▸ **Aim of the task**:
Find the lines below that contain the string "اساليب". Copy each one.

▸ **Extracted information**:
──────

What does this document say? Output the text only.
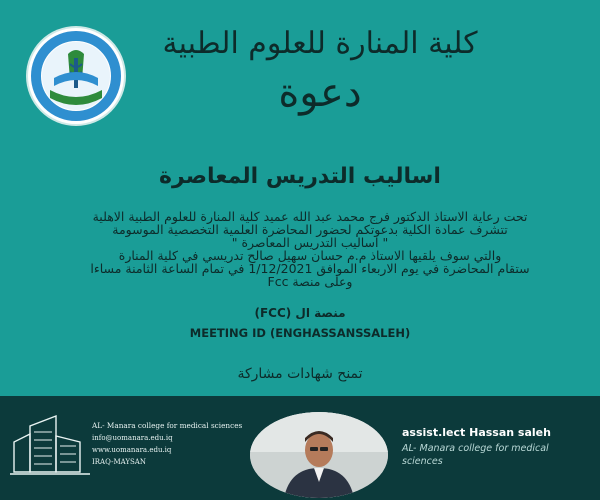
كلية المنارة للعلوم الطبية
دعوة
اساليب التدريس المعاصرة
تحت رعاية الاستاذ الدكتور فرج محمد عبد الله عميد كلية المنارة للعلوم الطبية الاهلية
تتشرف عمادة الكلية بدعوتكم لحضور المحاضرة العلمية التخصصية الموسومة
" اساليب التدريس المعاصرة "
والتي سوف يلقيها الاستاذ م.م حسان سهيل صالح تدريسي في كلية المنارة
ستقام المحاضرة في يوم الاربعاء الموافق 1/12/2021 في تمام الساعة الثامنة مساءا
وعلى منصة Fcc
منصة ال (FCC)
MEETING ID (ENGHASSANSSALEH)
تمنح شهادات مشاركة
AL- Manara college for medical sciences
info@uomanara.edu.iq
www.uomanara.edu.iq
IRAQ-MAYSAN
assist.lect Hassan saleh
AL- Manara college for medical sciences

──────

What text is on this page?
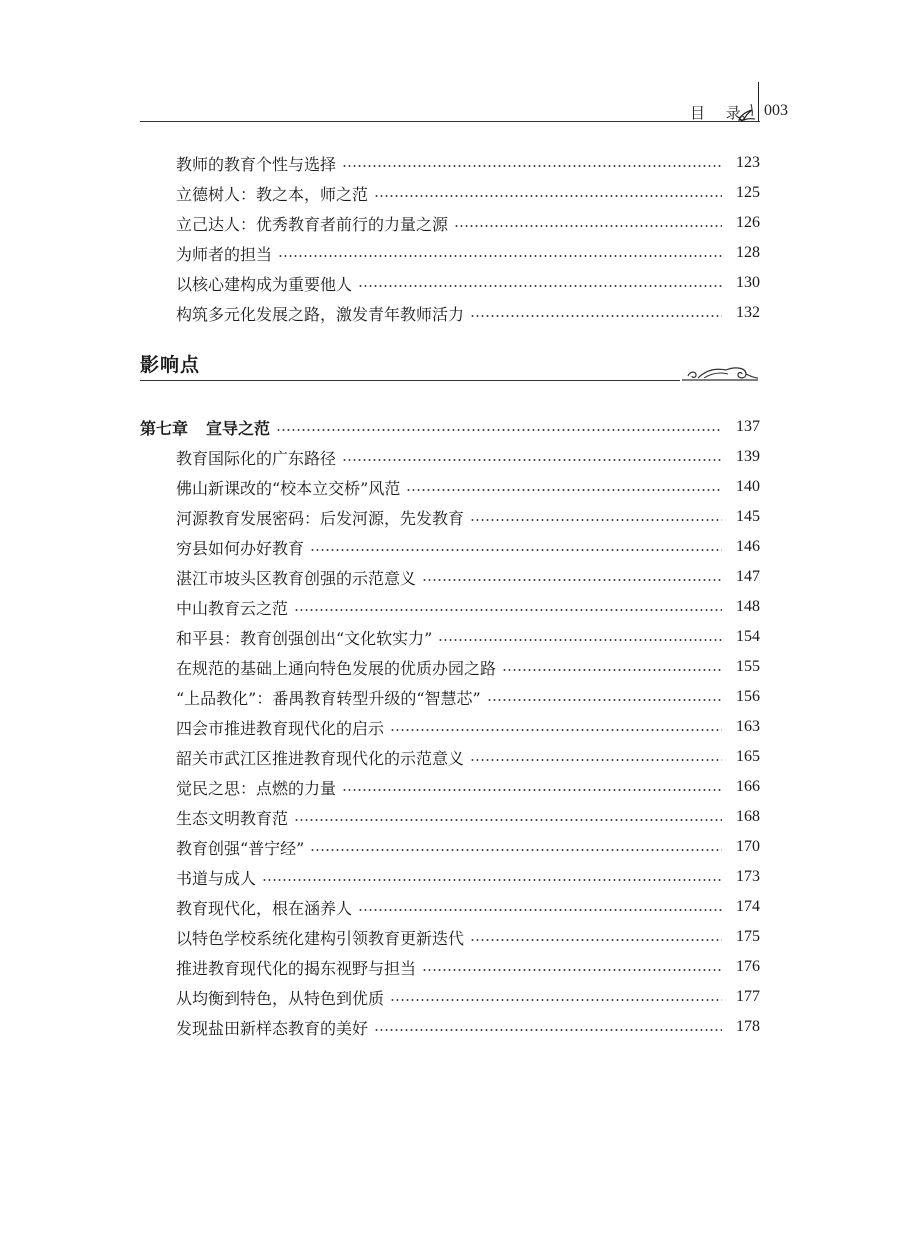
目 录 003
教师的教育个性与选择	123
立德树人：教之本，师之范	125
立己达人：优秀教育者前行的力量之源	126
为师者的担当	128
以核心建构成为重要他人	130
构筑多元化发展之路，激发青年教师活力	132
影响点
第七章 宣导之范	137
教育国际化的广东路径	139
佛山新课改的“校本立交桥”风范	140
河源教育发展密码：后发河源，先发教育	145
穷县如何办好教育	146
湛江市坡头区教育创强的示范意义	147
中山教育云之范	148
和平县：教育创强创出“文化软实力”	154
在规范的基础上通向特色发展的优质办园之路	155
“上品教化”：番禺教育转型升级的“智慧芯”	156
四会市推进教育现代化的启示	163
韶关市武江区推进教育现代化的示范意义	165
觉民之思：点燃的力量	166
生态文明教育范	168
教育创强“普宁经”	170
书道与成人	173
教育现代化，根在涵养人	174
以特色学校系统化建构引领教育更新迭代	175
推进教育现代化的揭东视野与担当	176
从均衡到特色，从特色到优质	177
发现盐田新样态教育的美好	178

──────

▸ **Output of the exercise**:
اساليب التدريس المعاصرة
" اساليب التدريس المعاصرة "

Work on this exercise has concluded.